** begin DATA PROVIDED **

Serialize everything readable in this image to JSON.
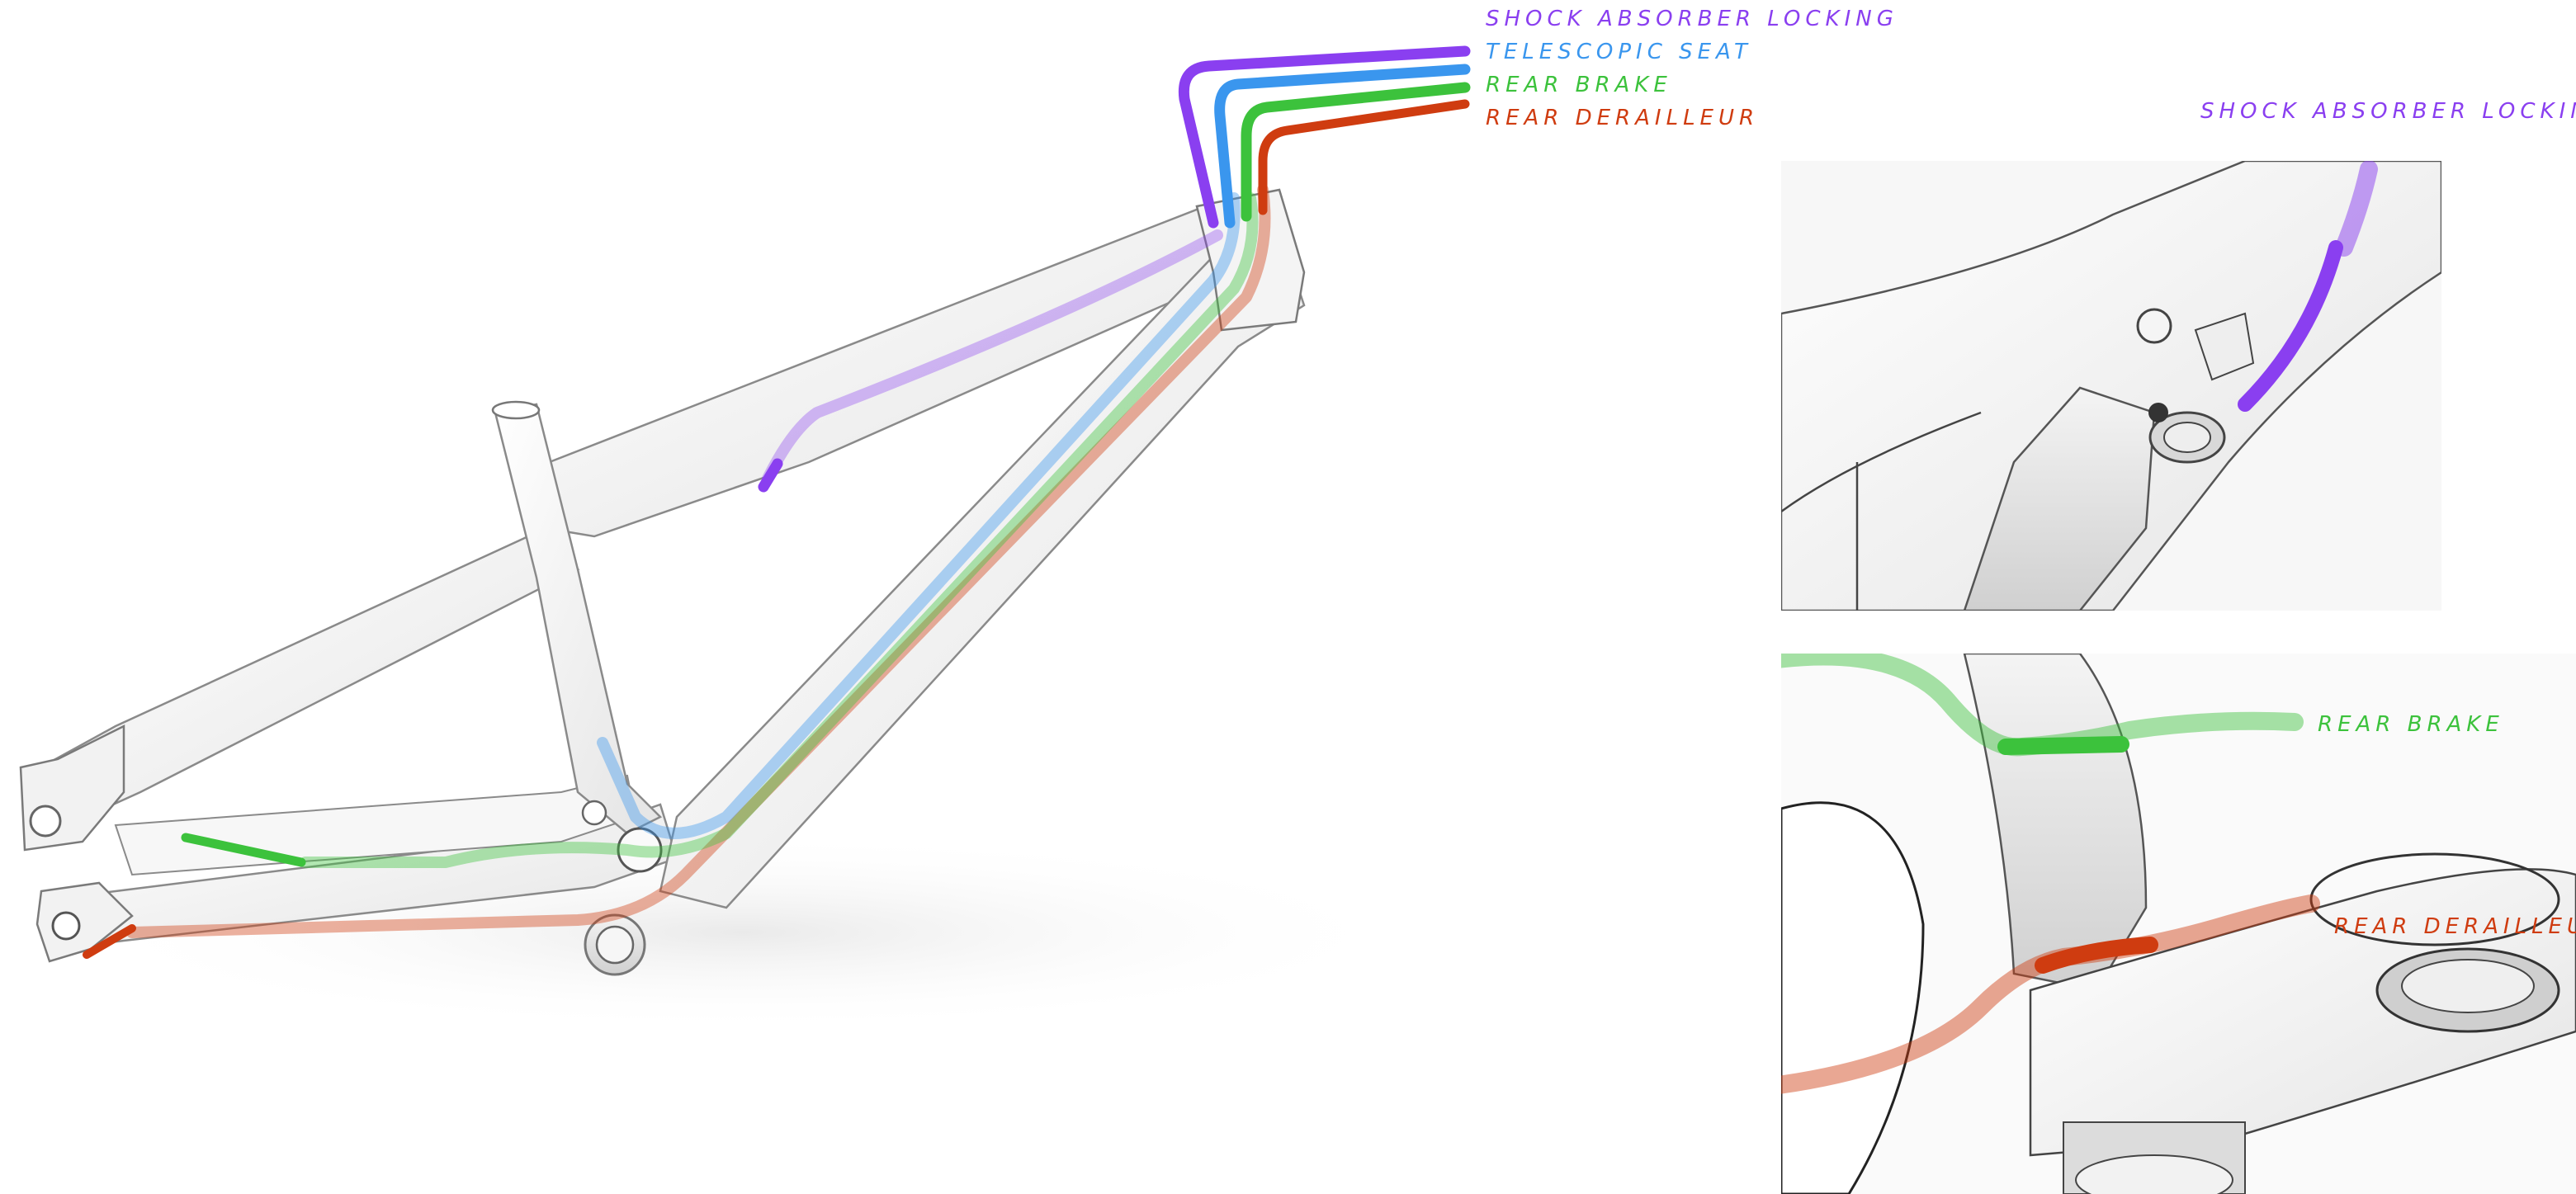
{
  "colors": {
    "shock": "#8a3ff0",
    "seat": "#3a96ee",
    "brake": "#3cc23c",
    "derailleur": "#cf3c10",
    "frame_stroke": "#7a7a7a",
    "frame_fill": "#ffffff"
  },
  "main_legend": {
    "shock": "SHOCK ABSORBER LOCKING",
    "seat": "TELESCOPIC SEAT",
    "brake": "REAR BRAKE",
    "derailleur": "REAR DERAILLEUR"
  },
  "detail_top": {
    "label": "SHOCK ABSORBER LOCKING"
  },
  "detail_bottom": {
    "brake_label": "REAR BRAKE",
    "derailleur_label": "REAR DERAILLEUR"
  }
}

** end DATA PROVIDED **

** DESCRIPTION OF THE TASK **
Make an exact copy of the data above, pictures excluded.

** WORKED ANSWER **
Serialize everything readable in this image to JSON.
{
  "colors": {
    "shock": "#8a3ff0",
    "seat": "#3a96ee",
    "brake": "#3cc23c",
    "derailleur": "#cf3c10",
    "frame_stroke": "#7a7a7a",
    "frame_fill": "#ffffff"
  },
  "main_legend": {
    "shock": "SHOCK ABSORBER LOCKING",
    "seat": "TELESCOPIC SEAT",
    "brake": "REAR BRAKE",
    "derailleur": "REAR DERAILLEUR"
  },
  "detail_top": {
    "label": "SHOCK ABSORBER LOCKING"
  },
  "detail_bottom": {
    "brake_label": "REAR BRAKE",
    "derailleur_label": "REAR DERAILLEUR"
  }
}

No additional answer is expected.